**Task to complete:** Skip the pictures and quote all of the lines exactly.

**Supplied data:**
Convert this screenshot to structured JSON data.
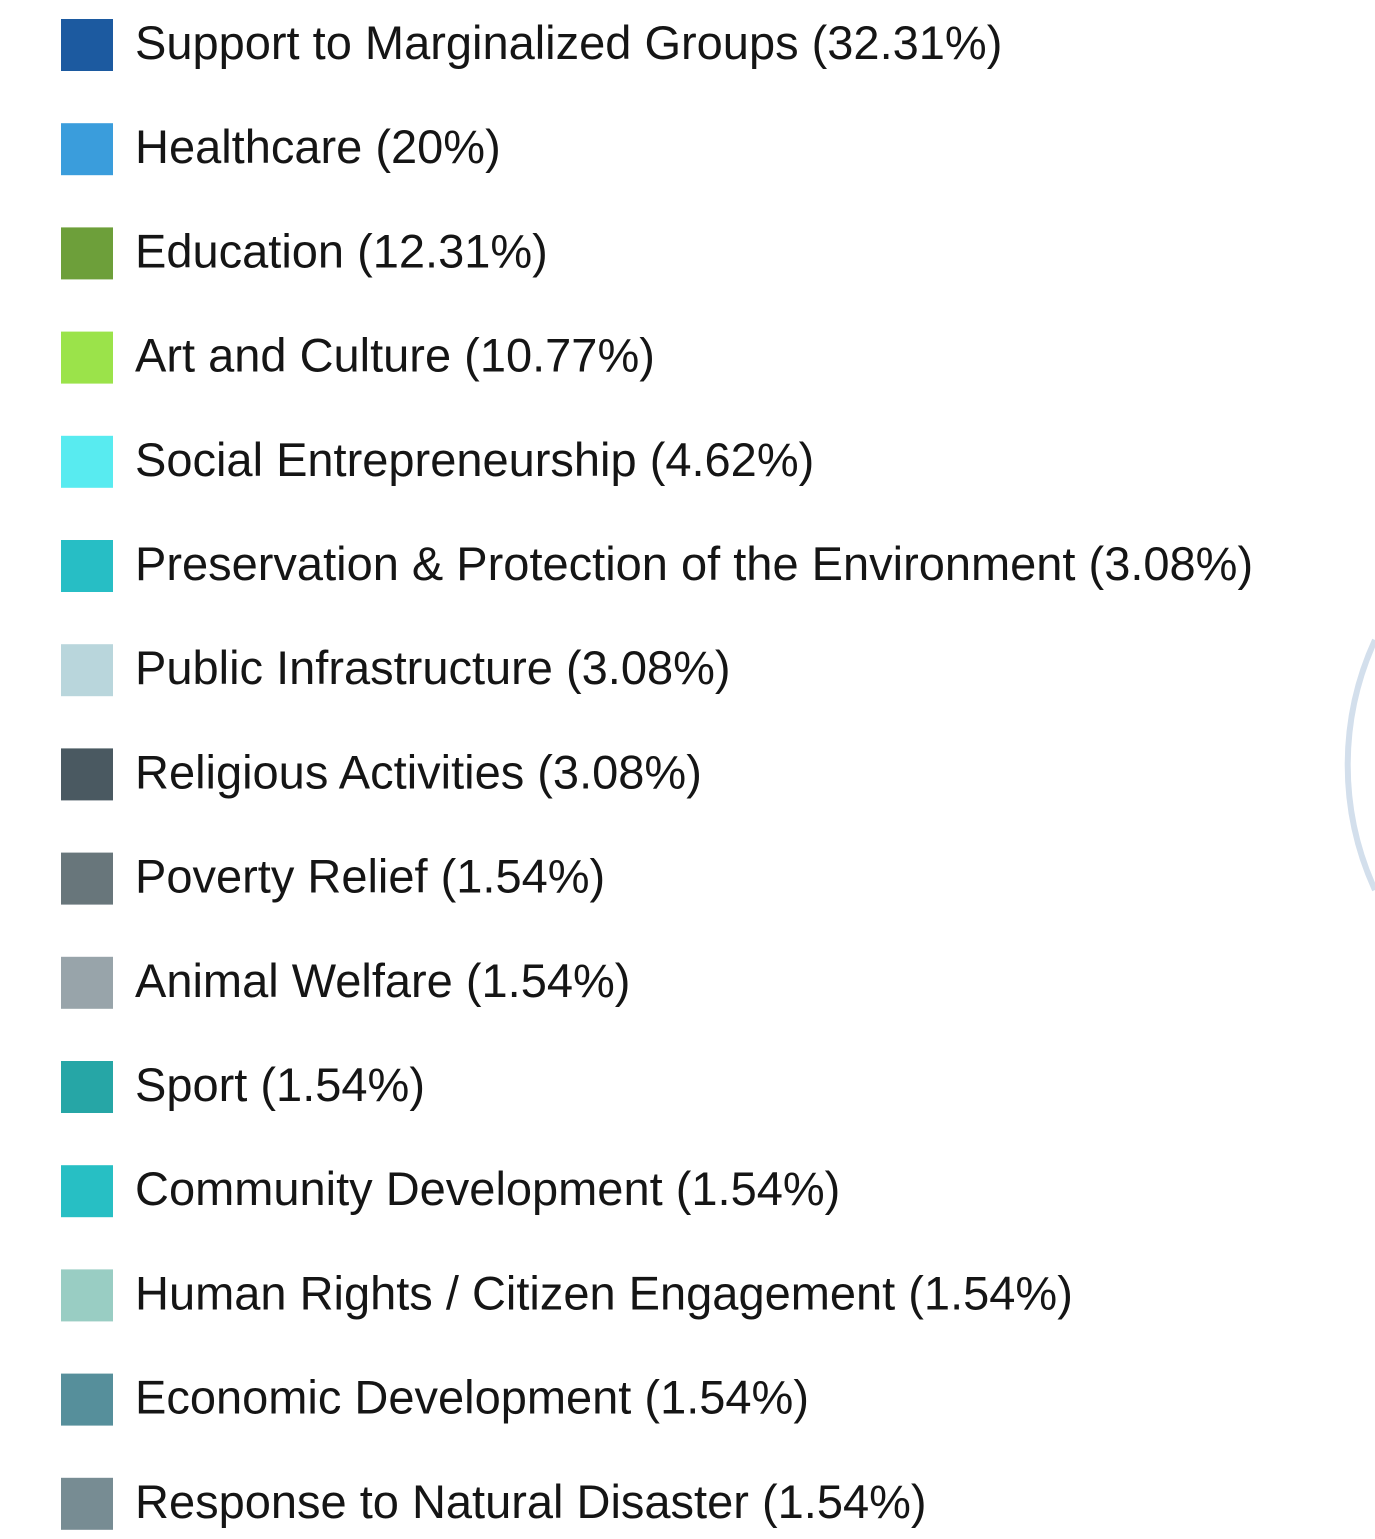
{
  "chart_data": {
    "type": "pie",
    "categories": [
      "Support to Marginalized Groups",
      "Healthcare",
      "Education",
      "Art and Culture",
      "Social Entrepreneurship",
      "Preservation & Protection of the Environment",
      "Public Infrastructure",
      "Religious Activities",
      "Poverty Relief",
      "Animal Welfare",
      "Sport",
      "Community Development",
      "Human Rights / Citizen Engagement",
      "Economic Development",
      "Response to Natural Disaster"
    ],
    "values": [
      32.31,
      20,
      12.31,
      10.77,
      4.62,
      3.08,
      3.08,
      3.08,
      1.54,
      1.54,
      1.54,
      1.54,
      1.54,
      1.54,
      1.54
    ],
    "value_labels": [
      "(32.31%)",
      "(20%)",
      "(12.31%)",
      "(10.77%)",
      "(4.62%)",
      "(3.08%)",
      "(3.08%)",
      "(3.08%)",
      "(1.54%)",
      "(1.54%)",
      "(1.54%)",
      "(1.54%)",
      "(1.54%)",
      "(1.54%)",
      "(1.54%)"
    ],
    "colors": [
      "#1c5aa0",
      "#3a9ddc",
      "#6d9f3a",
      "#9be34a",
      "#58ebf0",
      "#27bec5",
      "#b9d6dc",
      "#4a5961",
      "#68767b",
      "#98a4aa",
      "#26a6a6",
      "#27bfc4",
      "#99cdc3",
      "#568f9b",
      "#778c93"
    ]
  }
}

**Result for this task:**
Convert this screenshot to structured JSON data.
{
  "chart_data": {
    "type": "pie",
    "categories": [
      "Support to Marginalized Groups",
      "Healthcare",
      "Education",
      "Art and Culture",
      "Social Entrepreneurship",
      "Preservation & Protection of the Environment",
      "Public Infrastructure",
      "Religious Activities",
      "Poverty Relief",
      "Animal Welfare",
      "Sport",
      "Community Development",
      "Human Rights / Citizen Engagement",
      "Economic Development",
      "Response to Natural Disaster"
    ],
    "values": [
      32.31,
      20,
      12.31,
      10.77,
      4.62,
      3.08,
      3.08,
      3.08,
      1.54,
      1.54,
      1.54,
      1.54,
      1.54,
      1.54,
      1.54
    ],
    "value_labels": [
      "(32.31%)",
      "(20%)",
      "(12.31%)",
      "(10.77%)",
      "(4.62%)",
      "(3.08%)",
      "(3.08%)",
      "(3.08%)",
      "(1.54%)",
      "(1.54%)",
      "(1.54%)",
      "(1.54%)",
      "(1.54%)",
      "(1.54%)",
      "(1.54%)"
    ],
    "colors": [
      "#1c5aa0",
      "#3a9ddc",
      "#6d9f3a",
      "#9be34a",
      "#58ebf0",
      "#27bec5",
      "#b9d6dc",
      "#4a5961",
      "#68767b",
      "#98a4aa",
      "#26a6a6",
      "#27bfc4",
      "#99cdc3",
      "#568f9b",
      "#778c93"
    ]
  }
}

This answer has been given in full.